* **Problem details**
Without the pictures, copy all the entries below exactly.

[start of Data lines]

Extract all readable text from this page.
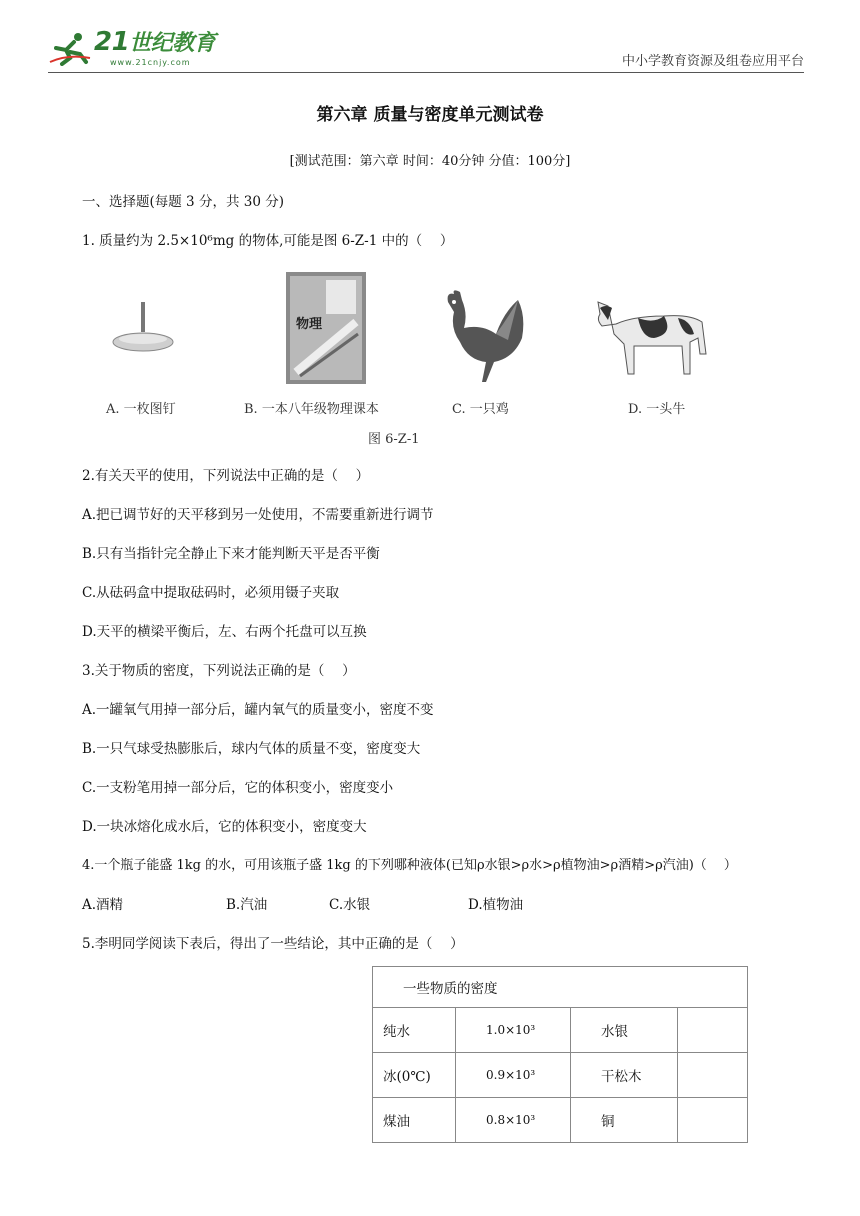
21世纪教育
www.21cnjy.com	中小学教育资源及组卷应用平台
第六章 质量与密度单元测试卷
[测试范围：第六章 时间：40分钟 分值：100分]
一、选择题(每题 3 分，共 30 分)
1. 质量约为 2.5×10⁶mg 的物体,可能是图 6-Z-1 中的（　 ）
物理
A. 一枚图钉	B. 一本八年级物理课本	C. 一只鸡	D. 一头牛
图 6-Z-1
2.有关天平的使用，下列说法中正确的是（　 ）
A.把已调节好的天平移到另一处使用，不需要重新进行调节
B.只有当指针完全静止下来才能判断天平是否平衡
C.从砝码盒中提取砝码时，必须用镊子夹取
D.天平的横梁平衡后，左、右两个托盘可以互换
3.关于物质的密度，下列说法正确的是（　 ）
A.一罐氧气用掉一部分后，罐内氧气的质量变小，密度不变
B.一只气球受热膨胀后，球内气体的质量不变，密度变大
C.一支粉笔用掉一部分后，它的体积变小，密度变小
D.一块冰熔化成水后，它的体积变小，密度变大
4.一个瓶子能盛 1kg 的水，可用该瓶子盛 1kg 的下列哪种液体(已知ρ水银>ρ水>ρ植物油>ρ酒精>ρ汽油)（　 ）
A.酒精	B.汽油	C.水银	D.植物油
5.李明同学阅读下表后，得出了一些结论，其中正确的是（　 ）
一些物质的密度			
纯水	1.0×10³	水银	
冰(0℃)	0.9×10³	干松木	
煤油	0.8×10³	铜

[end of Data lines]

* **Solution for this problem**
Extract all readable text from this page.
21世纪教育
www.21cnjy.com	中小学教育资源及组卷应用平台
第六章 质量与密度单元测试卷
[测试范围：第六章 时间：40分钟 分值：100分]
一、选择题(每题 3 分，共 30 分)
1. 质量约为 2.5×10⁶mg 的物体,可能是图 6-Z-1 中的（　 ）
物理
A. 一枚图钉	B. 一本八年级物理课本	C. 一只鸡	D. 一头牛
图 6-Z-1
2.有关天平的使用，下列说法中正确的是（　 ）
A.把已调节好的天平移到另一处使用，不需要重新进行调节
B.只有当指针完全静止下来才能判断天平是否平衡
C.从砝码盒中提取砝码时，必须用镊子夹取
D.天平的横梁平衡后，左、右两个托盘可以互换
3.关于物质的密度，下列说法正确的是（　 ）
A.一罐氧气用掉一部分后，罐内氧气的质量变小，密度不变
B.一只气球受热膨胀后，球内气体的质量不变，密度变大
C.一支粉笔用掉一部分后，它的体积变小，密度变小
D.一块冰熔化成水后，它的体积变小，密度变大
4.一个瓶子能盛 1kg 的水，可用该瓶子盛 1kg 的下列哪种液体(已知ρ水银>ρ水>ρ植物油>ρ酒精>ρ汽油)（　 ）
A.酒精	B.汽油	C.水银	D.植物油
5.李明同学阅读下表后，得出了一些结论，其中正确的是（　 ）
一些物质的密度			
纯水	1.0×10³	水银	
冰(0℃)	0.9×10³	干松木	
煤油	0.8×10³	铜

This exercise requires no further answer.